Find each line containing the string "element" and return it.

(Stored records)

※ ※ ※

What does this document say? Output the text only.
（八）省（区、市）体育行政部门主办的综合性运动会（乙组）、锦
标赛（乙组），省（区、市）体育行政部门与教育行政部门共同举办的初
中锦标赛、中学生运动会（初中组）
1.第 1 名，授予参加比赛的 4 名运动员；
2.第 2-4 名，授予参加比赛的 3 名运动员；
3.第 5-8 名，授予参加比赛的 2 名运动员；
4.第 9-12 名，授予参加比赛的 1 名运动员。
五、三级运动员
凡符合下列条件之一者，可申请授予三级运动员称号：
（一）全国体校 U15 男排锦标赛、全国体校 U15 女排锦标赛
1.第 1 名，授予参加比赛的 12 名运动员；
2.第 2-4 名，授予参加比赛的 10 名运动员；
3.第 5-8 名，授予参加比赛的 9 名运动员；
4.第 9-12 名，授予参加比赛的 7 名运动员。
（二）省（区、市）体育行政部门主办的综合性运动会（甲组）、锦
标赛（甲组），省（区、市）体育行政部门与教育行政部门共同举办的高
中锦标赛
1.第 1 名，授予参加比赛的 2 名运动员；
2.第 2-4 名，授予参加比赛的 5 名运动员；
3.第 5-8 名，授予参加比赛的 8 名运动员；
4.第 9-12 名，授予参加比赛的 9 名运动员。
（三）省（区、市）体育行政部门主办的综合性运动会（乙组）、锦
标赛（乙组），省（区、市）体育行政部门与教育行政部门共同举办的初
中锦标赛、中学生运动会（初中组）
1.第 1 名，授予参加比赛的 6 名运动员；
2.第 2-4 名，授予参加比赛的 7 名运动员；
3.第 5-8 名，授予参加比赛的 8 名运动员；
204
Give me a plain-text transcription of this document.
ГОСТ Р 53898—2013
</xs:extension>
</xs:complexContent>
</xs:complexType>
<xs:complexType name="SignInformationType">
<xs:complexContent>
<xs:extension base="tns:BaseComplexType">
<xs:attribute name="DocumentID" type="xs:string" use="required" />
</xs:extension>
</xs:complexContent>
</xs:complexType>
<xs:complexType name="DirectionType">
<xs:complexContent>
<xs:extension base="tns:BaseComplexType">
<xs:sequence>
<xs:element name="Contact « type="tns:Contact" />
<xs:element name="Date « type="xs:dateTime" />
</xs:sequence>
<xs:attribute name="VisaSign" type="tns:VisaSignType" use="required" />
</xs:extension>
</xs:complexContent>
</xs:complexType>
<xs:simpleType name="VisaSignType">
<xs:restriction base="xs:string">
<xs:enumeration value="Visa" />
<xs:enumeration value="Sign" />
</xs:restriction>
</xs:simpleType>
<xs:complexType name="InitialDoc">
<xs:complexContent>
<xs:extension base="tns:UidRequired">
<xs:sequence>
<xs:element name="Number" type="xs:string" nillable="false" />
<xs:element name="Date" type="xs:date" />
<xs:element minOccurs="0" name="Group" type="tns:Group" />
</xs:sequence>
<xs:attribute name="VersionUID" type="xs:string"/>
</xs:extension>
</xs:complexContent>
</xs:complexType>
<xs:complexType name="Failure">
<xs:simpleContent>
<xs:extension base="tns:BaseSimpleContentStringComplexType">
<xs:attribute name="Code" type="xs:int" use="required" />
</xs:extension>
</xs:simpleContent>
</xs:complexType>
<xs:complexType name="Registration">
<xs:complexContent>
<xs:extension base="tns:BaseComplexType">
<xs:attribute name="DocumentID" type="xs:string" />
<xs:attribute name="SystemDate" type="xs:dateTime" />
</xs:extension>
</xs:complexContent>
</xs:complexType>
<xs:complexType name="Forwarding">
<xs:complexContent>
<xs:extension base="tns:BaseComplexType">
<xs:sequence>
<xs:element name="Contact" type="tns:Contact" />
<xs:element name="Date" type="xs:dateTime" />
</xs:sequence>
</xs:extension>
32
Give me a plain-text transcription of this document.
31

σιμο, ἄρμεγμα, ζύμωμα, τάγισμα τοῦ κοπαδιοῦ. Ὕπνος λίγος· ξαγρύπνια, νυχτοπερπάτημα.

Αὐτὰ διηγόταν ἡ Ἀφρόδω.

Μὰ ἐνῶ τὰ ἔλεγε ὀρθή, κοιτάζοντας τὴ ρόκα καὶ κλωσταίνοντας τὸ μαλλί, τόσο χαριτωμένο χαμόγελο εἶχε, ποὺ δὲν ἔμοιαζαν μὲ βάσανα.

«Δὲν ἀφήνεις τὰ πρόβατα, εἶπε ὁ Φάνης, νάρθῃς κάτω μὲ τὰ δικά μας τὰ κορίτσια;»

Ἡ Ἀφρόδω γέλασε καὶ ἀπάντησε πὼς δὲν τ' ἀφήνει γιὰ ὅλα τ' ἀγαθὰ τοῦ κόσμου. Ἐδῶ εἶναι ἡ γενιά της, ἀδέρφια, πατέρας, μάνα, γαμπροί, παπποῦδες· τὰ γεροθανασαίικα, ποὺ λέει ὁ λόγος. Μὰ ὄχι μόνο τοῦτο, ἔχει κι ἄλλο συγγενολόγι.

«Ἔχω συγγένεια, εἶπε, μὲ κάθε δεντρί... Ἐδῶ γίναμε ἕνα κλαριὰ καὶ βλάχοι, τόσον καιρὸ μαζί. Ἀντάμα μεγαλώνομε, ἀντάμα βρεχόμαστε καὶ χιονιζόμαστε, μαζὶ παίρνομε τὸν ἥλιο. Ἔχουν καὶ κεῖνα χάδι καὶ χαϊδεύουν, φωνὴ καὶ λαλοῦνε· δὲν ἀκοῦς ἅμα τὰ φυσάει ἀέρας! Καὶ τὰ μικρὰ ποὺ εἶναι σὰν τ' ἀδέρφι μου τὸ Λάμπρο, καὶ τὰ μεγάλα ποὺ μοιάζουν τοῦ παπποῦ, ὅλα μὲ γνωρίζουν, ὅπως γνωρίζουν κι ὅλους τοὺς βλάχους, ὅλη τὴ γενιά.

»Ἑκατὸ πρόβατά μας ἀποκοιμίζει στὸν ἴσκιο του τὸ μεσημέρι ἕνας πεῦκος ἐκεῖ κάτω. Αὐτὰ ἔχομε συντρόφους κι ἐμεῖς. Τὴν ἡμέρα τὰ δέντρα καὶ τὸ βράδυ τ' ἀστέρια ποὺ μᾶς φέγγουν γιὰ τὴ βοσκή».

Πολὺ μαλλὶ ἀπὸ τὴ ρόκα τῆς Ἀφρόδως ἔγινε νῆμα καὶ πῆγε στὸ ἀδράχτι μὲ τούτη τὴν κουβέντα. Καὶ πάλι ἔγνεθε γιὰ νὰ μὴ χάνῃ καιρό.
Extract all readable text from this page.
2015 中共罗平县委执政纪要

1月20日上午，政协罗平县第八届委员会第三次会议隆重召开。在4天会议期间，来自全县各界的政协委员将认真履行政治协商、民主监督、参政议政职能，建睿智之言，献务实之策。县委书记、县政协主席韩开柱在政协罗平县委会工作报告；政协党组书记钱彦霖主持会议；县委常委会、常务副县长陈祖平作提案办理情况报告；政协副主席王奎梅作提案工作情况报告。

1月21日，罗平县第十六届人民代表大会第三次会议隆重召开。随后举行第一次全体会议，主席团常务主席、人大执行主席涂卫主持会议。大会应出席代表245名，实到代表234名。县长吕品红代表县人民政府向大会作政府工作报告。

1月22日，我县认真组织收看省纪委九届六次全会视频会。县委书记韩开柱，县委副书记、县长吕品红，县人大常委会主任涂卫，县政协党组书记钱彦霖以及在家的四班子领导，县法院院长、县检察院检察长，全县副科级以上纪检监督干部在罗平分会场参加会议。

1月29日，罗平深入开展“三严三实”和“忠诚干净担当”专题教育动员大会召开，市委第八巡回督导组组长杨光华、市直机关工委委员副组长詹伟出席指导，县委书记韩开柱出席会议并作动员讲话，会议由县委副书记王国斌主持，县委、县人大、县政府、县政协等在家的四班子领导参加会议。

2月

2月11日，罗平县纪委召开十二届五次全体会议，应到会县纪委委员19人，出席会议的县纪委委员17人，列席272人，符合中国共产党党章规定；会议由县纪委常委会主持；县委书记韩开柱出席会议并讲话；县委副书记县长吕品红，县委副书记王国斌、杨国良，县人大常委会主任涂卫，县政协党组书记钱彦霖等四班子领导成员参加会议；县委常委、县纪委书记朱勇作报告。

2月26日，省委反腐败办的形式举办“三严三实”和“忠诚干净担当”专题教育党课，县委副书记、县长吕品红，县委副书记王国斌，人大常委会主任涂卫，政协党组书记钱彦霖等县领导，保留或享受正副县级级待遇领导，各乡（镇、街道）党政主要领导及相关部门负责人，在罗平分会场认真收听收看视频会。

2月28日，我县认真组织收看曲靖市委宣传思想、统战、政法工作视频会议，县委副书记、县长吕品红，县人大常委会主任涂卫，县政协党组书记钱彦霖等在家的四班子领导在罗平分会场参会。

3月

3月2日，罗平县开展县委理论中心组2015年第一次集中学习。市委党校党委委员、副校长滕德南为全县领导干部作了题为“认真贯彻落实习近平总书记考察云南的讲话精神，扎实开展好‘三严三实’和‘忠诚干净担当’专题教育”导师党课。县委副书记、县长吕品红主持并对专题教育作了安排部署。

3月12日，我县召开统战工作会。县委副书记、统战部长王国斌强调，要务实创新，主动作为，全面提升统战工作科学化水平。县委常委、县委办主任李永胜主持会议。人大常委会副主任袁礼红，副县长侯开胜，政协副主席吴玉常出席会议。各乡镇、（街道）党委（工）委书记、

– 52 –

※ ※ ※

> [Exercise solution]
<xs:element name="Contact « type="tns:Contact" />
<xs:element name="Date « type="xs:dateTime" />
<xs:element name="Number" type="xs:string" nillable="false" />
<xs:element name="Date" type="xs:date" />
<xs:element minOccurs="0" name="Group" type="tns:Group" />
<xs:element name="Contact" type="tns:Contact" />
<xs:element name="Date" type="xs:dateTime" />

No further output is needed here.